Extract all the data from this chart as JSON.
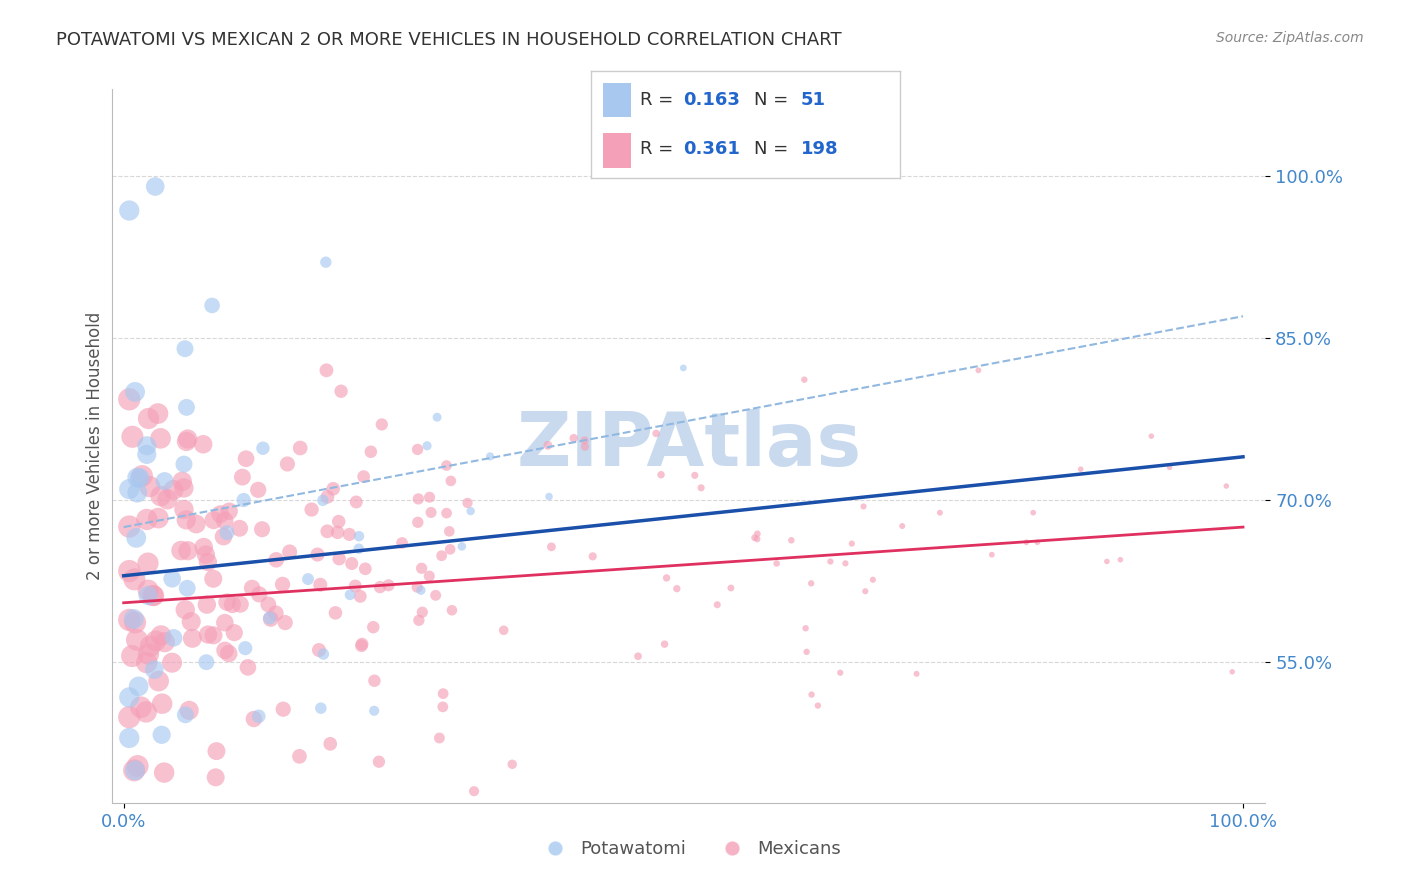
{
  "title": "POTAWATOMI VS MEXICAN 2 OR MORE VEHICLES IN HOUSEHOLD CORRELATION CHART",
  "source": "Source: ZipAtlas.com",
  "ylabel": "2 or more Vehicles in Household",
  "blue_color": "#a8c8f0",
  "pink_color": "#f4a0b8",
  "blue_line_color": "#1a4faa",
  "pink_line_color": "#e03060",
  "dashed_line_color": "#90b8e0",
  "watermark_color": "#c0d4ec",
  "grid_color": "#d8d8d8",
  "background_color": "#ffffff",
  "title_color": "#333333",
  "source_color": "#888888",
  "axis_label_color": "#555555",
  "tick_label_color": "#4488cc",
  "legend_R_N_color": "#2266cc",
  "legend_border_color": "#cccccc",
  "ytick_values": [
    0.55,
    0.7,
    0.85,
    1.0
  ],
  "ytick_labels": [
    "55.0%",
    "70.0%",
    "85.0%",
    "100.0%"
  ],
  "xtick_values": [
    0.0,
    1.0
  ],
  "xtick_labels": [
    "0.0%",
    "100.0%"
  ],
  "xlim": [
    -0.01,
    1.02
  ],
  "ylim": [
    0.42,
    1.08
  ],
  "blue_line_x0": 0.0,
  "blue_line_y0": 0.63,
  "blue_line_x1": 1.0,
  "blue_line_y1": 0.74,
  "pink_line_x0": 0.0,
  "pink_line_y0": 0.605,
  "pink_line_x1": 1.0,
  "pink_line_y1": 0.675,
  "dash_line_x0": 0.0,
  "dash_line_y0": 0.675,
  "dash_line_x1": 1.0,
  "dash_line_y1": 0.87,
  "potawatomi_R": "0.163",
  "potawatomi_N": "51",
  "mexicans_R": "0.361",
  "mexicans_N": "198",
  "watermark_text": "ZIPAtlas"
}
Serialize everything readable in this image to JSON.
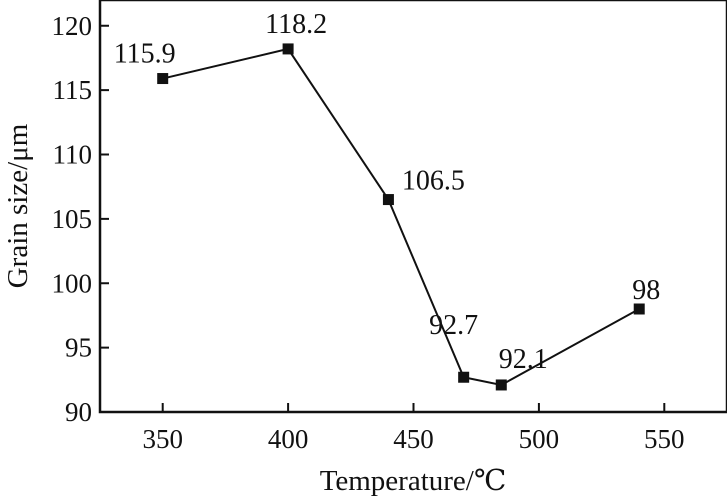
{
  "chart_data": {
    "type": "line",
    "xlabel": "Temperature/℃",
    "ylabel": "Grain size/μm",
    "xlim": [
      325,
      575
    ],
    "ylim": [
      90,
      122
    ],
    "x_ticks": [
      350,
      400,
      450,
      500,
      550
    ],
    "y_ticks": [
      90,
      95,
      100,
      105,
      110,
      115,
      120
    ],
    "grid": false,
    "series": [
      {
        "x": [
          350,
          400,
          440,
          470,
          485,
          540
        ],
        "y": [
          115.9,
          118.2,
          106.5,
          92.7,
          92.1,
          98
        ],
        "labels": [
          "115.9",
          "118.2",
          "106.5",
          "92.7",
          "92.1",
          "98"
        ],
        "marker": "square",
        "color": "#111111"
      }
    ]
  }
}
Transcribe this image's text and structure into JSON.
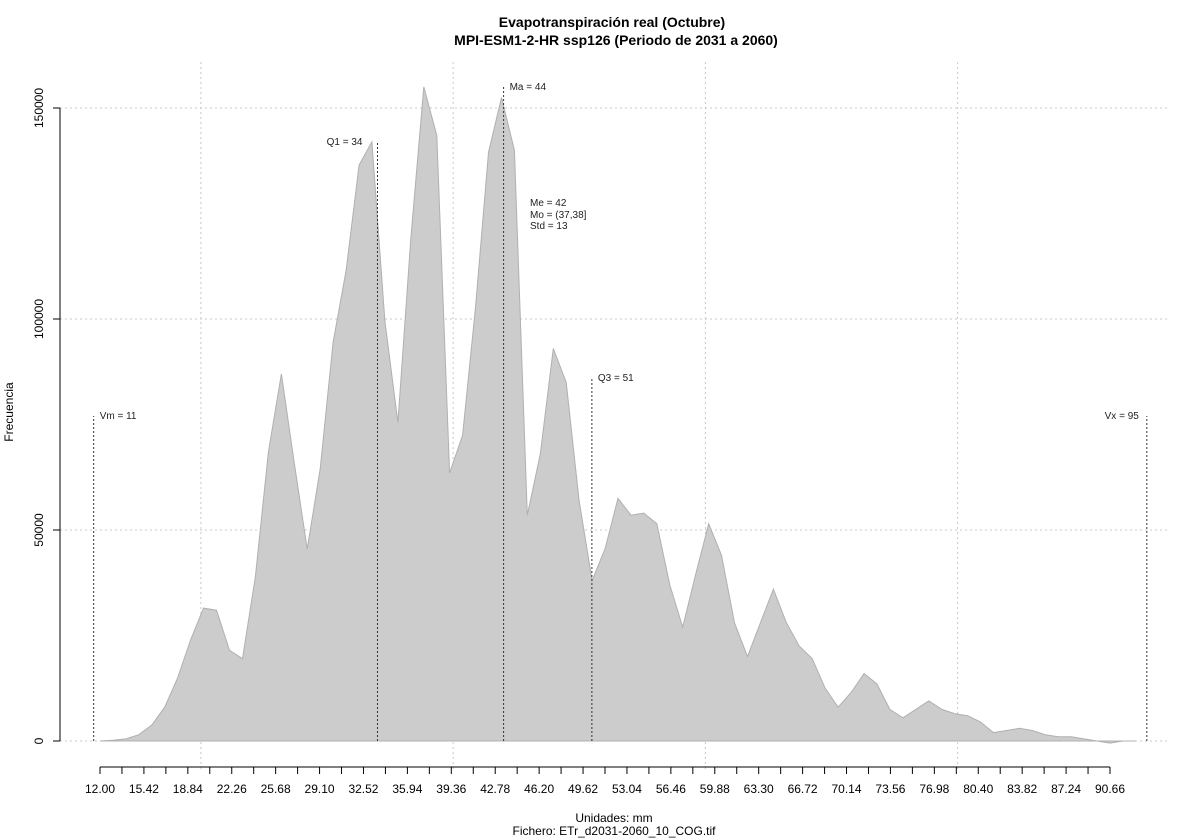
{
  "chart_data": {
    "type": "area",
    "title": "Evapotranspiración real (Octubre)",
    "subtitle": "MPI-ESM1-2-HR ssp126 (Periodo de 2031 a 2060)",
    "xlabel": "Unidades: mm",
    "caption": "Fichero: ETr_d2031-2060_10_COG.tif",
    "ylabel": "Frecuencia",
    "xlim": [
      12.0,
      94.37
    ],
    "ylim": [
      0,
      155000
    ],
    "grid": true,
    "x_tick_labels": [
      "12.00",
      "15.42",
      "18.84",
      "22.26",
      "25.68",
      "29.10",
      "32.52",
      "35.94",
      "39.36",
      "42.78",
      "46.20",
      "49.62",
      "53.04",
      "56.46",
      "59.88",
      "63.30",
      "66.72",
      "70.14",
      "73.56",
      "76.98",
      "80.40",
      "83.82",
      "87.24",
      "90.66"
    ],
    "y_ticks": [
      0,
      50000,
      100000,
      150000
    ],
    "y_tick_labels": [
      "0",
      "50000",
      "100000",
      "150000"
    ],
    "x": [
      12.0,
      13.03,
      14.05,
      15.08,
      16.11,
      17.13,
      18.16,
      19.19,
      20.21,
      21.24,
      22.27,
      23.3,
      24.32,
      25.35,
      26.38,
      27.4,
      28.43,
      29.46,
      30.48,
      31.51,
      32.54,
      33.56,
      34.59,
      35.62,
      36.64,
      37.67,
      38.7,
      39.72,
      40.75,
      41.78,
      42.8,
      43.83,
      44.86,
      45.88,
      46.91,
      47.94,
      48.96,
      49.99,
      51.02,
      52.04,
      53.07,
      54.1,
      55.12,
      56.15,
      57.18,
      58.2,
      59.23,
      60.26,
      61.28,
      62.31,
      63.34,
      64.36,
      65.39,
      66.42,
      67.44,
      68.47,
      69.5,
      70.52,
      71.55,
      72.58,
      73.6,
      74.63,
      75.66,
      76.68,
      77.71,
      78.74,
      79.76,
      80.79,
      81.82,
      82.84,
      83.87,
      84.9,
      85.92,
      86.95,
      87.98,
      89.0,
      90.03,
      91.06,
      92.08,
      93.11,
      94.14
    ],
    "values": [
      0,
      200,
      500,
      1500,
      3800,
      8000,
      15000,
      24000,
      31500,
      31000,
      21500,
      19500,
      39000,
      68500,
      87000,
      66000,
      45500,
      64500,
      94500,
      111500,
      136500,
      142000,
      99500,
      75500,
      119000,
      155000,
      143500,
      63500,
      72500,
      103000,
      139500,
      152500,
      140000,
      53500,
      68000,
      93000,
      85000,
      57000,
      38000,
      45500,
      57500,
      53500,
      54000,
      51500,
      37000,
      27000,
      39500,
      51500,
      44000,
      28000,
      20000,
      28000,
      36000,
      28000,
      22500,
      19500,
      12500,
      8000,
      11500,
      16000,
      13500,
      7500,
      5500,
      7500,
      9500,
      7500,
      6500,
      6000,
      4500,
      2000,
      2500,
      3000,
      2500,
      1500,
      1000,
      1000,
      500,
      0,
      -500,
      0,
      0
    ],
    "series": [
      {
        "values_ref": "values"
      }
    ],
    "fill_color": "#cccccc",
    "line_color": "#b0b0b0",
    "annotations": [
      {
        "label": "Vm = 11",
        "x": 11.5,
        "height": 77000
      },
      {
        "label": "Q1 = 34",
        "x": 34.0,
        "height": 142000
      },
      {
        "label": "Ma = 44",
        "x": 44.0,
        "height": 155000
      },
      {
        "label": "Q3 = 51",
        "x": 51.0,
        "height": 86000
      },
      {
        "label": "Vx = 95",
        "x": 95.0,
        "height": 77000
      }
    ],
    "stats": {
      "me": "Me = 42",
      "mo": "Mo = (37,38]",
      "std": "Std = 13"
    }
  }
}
^^^^
= What is being asked =
Except for the pictures, give all the material above again verbatim.

= Final answer =
Extract all the data from this chart as JSON.
{
  "title": "POTAWATOMI VS MEXICAN 2 OR MORE VEHICLES IN HOUSEHOLD CORRELATION CHART",
  "source": "Source: ZipAtlas.com",
  "ylabel": "2 or more Vehicles in Household",
  "blue_color": "#a8c8f0",
  "pink_color": "#f4a0b8",
  "blue_line_color": "#1a4faa",
  "pink_line_color": "#e03060",
  "dashed_line_color": "#90b8e0",
  "watermark_color": "#c0d4ec",
  "grid_color": "#d8d8d8",
  "background_color": "#ffffff",
  "title_color": "#333333",
  "source_color": "#888888",
  "axis_label_color": "#555555",
  "tick_label_color": "#4488cc",
  "legend_R_N_color": "#2266cc",
  "legend_border_color": "#cccccc",
  "ytick_values": [
    0.55,
    0.7,
    0.85,
    1.0
  ],
  "ytick_labels": [
    "55.0%",
    "70.0%",
    "85.0%",
    "100.0%"
  ],
  "xtick_values": [
    0.0,
    1.0
  ],
  "xtick_labels": [
    "0.0%",
    "100.0%"
  ],
  "xlim": [
    -0.01,
    1.02
  ],
  "ylim": [
    0.42,
    1.08
  ],
  "blue_line_x0": 0.0,
  "blue_line_y0": 0.63,
  "blue_line_x1": 1.0,
  "blue_line_y1": 0.74,
  "pink_line_x0": 0.0,
  "pink_line_y0": 0.605,
  "pink_line_x1": 1.0,
  "pink_line_y1": 0.675,
  "dash_line_x0": 0.0,
  "dash_line_y0": 0.675,
  "dash_line_x1": 1.0,
  "dash_line_y1": 0.87,
  "potawatomi_R": "0.163",
  "potawatomi_N": "51",
  "mexicans_R": "0.361",
  "mexicans_N": "198",
  "watermark_text": "ZIPAtlas"
}
Serialize everything readable in this image to JSON.
{
  "chart_data": {
    "type": "line",
    "xlabel": "Temperature/℃",
    "ylabel": "Grain size/μm",
    "xlim": [
      325,
      575
    ],
    "ylim": [
      90,
      122
    ],
    "x_ticks": [
      350,
      400,
      450,
      500,
      550
    ],
    "y_ticks": [
      90,
      95,
      100,
      105,
      110,
      115,
      120
    ],
    "grid": false,
    "series": [
      {
        "x": [
          350,
          400,
          440,
          470,
          485,
          540
        ],
        "y": [
          115.9,
          118.2,
          106.5,
          92.7,
          92.1,
          98
        ],
        "labels": [
          "115.9",
          "118.2",
          "106.5",
          "92.7",
          "92.1",
          "98"
        ],
        "marker": "square",
        "color": "#111111"
      }
    ]
  }
}
Transcribe this image's text and structure into JSON.
{
  "chart_data": {
    "type": "area",
    "title": "Evapotranspiración real (Octubre)",
    "subtitle": "MPI-ESM1-2-HR ssp126 (Periodo de 2031 a 2060)",
    "xlabel": "Unidades: mm",
    "caption": "Fichero: ETr_d2031-2060_10_COG.tif",
    "ylabel": "Frecuencia",
    "xlim": [
      12.0,
      94.37
    ],
    "ylim": [
      0,
      155000
    ],
    "grid": true,
    "x_tick_labels": [
      "12.00",
      "15.42",
      "18.84",
      "22.26",
      "25.68",
      "29.10",
      "32.52",
      "35.94",
      "39.36",
      "42.78",
      "46.20",
      "49.62",
      "53.04",
      "56.46",
      "59.88",
      "63.30",
      "66.72",
      "70.14",
      "73.56",
      "76.98",
      "80.40",
      "83.82",
      "87.24",
      "90.66"
    ],
    "y_ticks": [
      0,
      50000,
      100000,
      150000
    ],
    "y_tick_labels": [
      "0",
      "50000",
      "100000",
      "150000"
    ],
    "x": [
      12.0,
      13.03,
      14.05,
      15.08,
      16.11,
      17.13,
      18.16,
      19.19,
      20.21,
      21.24,
      22.27,
      23.3,
      24.32,
      25.35,
      26.38,
      27.4,
      28.43,
      29.46,
      30.48,
      31.51,
      32.54,
      33.56,
      34.59,
      35.62,
      36.64,
      37.67,
      38.7,
      39.72,
      40.75,
      41.78,
      42.8,
      43.83,
      44.86,
      45.88,
      46.91,
      47.94,
      48.96,
      49.99,
      51.02,
      52.04,
      53.07,
      54.1,
      55.12,
      56.15,
      57.18,
      58.2,
      59.23,
      60.26,
      61.28,
      62.31,
      63.34,
      64.36,
      65.39,
      66.42,
      67.44,
      68.47,
      69.5,
      70.52,
      71.55,
      72.58,
      73.6,
      74.63,
      75.66,
      76.68,
      77.71,
      78.74,
      79.76,
      80.79,
      81.82,
      82.84,
      83.87,
      84.9,
      85.92,
      86.95,
      87.98,
      89.0,
      90.03,
      91.06,
      92.08,
      93.11,
      94.14
    ],
    "values": [
      0,
      200,
      500,
      1500,
      3800,
      8000,
      15000,
      24000,
      31500,
      31000,
      21500,
      19500,
      39000,
      68500,
      87000,
      66000,
      45500,
      64500,
      94500,
      111500,
      136500,
      142000,
      99500,
      75500,
      119000,
      155000,
      143500,
      63500,
      72500,
      103000,
      139500,
      152500,
      140000,
      53500,
      68000,
      93000,
      85000,
      57000,
      38000,
      45500,
      57500,
      53500,
      54000,
      51500,
      37000,
      27000,
      39500,
      51500,
      44000,
      28000,
      20000,
      28000,
      36000,
      28000,
      22500,
      19500,
      12500,
      8000,
      11500,
      16000,
      13500,
      7500,
      5500,
      7500,
      9500,
      7500,
      6500,
      6000,
      4500,
      2000,
      2500,
      3000,
      2500,
      1500,
      1000,
      1000,
      500,
      0,
      -500,
      0,
      0
    ],
    "series": [
      {
        "values_ref": "values"
      }
    ],
    "fill_color": "#cccccc",
    "line_color": "#b0b0b0",
    "annotations": [
      {
        "label": "Vm = 11",
        "x": 11.5,
        "height": 77000
      },
      {
        "label": "Q1 = 34",
        "x": 34.0,
        "height": 142000
      },
      {
        "label": "Ma = 44",
        "x": 44.0,
        "height": 155000
      },
      {
        "label": "Q3 = 51",
        "x": 51.0,
        "height": 86000
      },
      {
        "label": "Vx = 95",
        "x": 95.0,
        "height": 77000
      }
    ],
    "stats": {
      "me": "Me = 42",
      "mo": "Mo = (37,38]",
      "std": "Std = 13"
    }
  }
}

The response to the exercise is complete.